Here are some records; copy every line that holds the word "Design".
········
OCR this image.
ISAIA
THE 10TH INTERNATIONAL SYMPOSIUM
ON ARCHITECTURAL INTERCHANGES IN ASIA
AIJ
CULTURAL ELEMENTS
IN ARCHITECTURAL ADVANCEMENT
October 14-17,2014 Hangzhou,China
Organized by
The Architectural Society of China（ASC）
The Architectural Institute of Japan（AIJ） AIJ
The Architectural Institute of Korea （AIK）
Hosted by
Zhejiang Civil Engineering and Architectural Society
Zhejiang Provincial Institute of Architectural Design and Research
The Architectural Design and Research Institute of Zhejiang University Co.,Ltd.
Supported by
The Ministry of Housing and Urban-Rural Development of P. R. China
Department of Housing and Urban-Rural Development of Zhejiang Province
········
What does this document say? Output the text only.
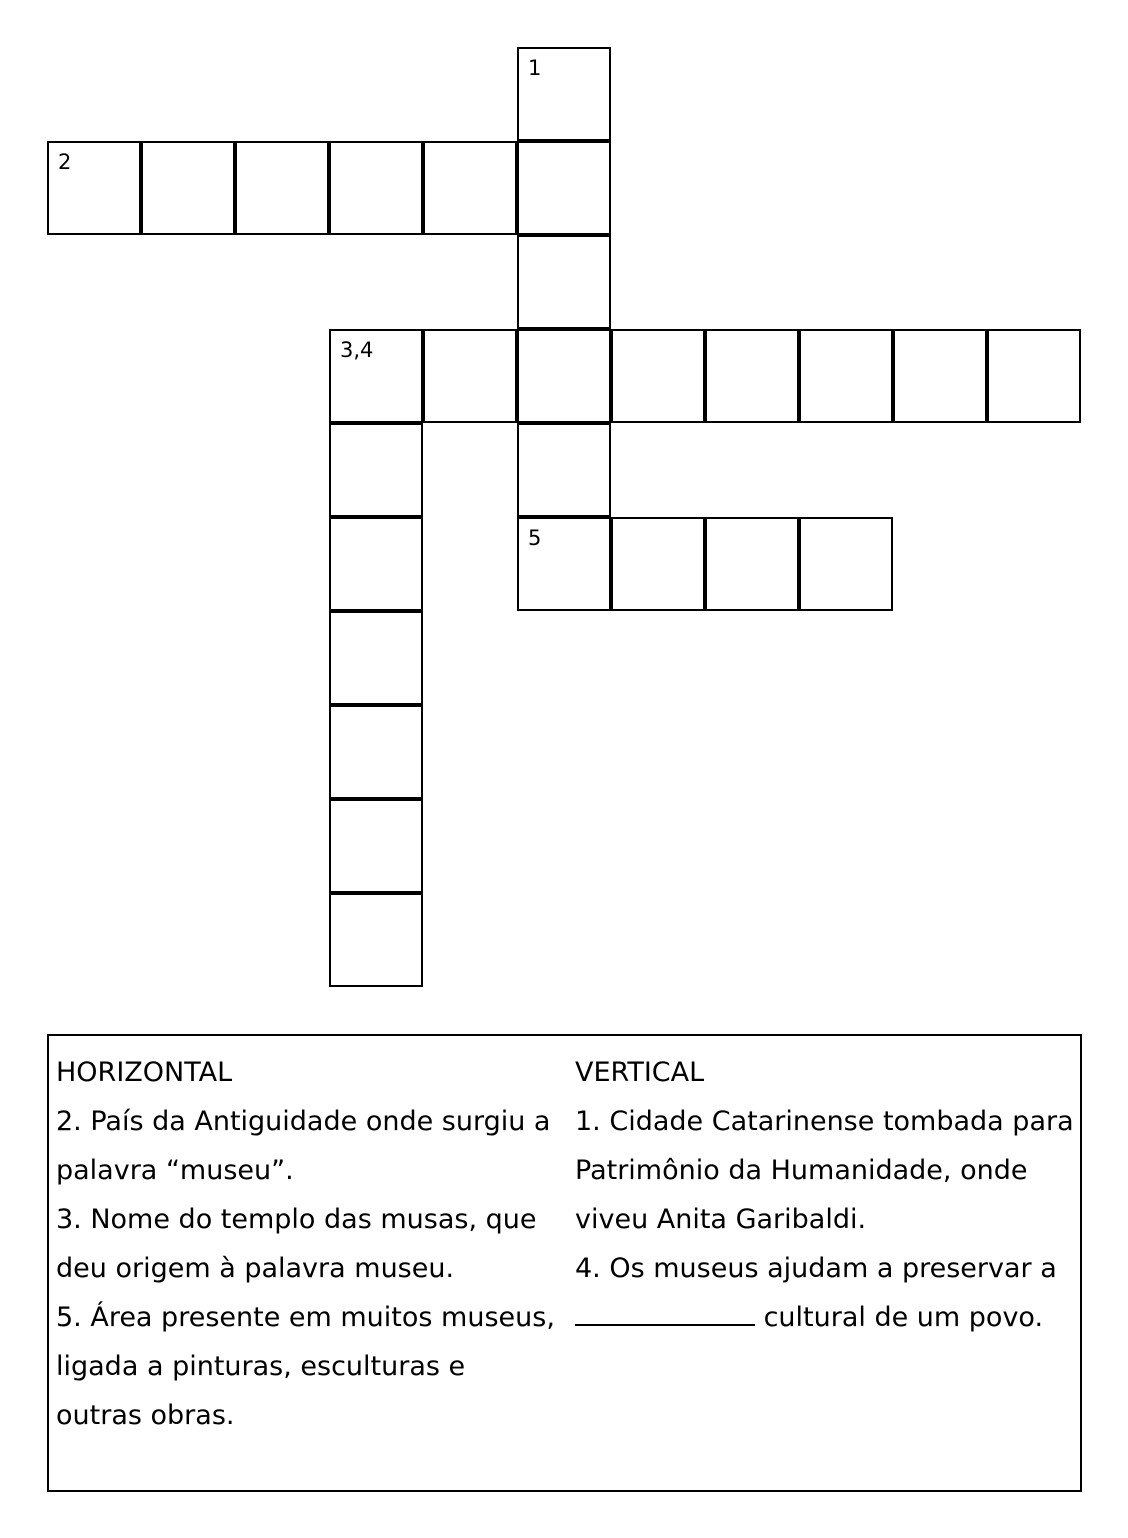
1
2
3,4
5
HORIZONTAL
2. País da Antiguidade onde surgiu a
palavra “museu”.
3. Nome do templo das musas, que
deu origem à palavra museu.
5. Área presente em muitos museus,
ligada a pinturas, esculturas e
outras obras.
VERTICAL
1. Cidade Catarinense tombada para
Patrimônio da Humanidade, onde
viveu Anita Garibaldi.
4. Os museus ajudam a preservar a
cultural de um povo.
········
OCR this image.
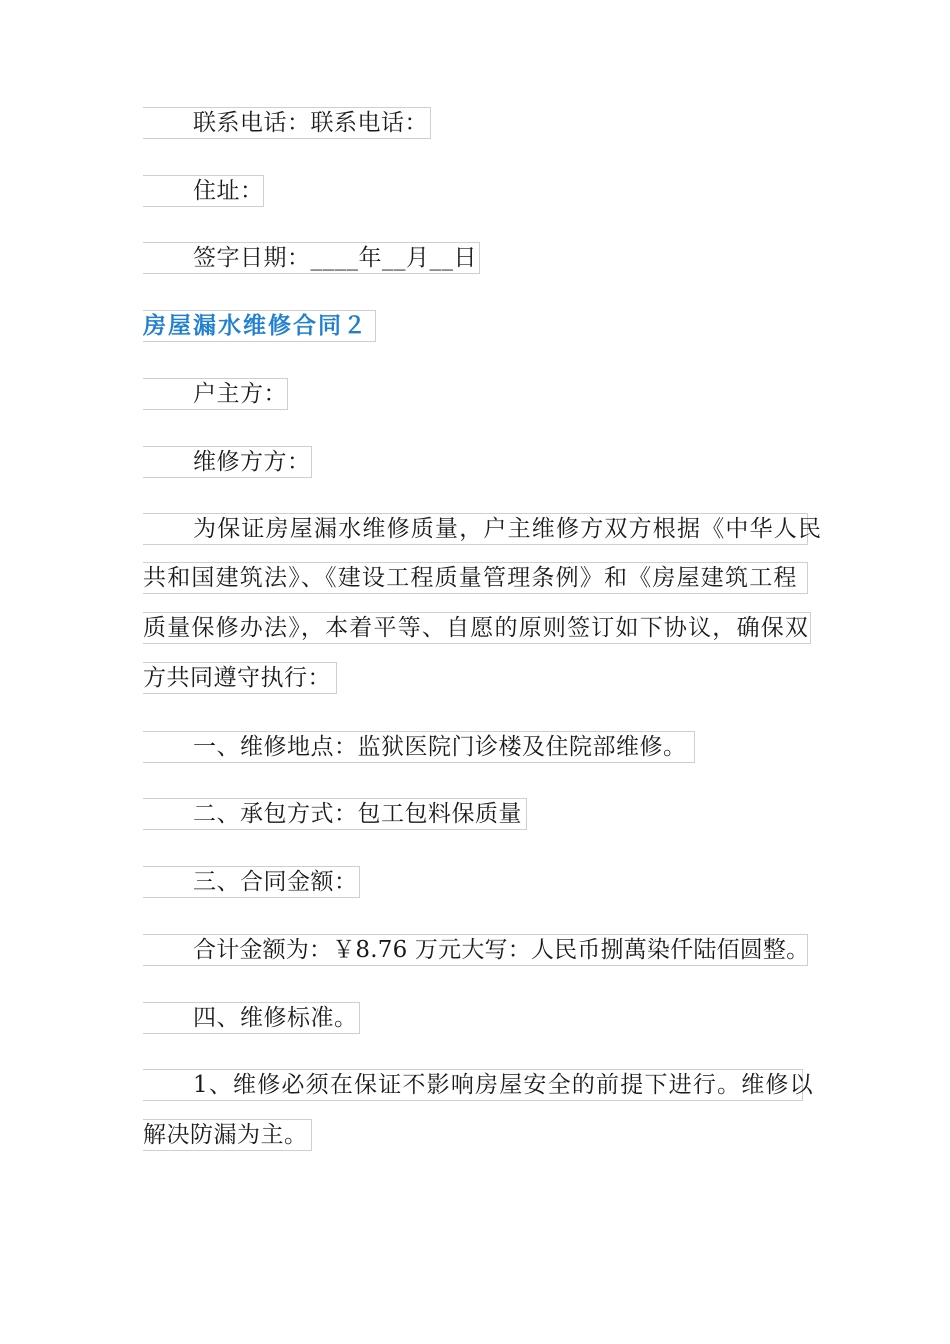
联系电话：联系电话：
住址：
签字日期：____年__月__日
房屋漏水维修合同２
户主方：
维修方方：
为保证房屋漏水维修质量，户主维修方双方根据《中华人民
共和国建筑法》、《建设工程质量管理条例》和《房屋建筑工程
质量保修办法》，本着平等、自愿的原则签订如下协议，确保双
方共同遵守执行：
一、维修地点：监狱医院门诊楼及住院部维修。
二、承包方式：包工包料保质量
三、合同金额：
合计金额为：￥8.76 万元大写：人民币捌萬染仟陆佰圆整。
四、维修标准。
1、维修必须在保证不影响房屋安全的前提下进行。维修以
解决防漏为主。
········
> [FINAL RESULT]:
Zhejiang Provincial Institute of Architectural Design and Research
The Architectural Design and Research Institute of Zhejiang University Co.,Ltd.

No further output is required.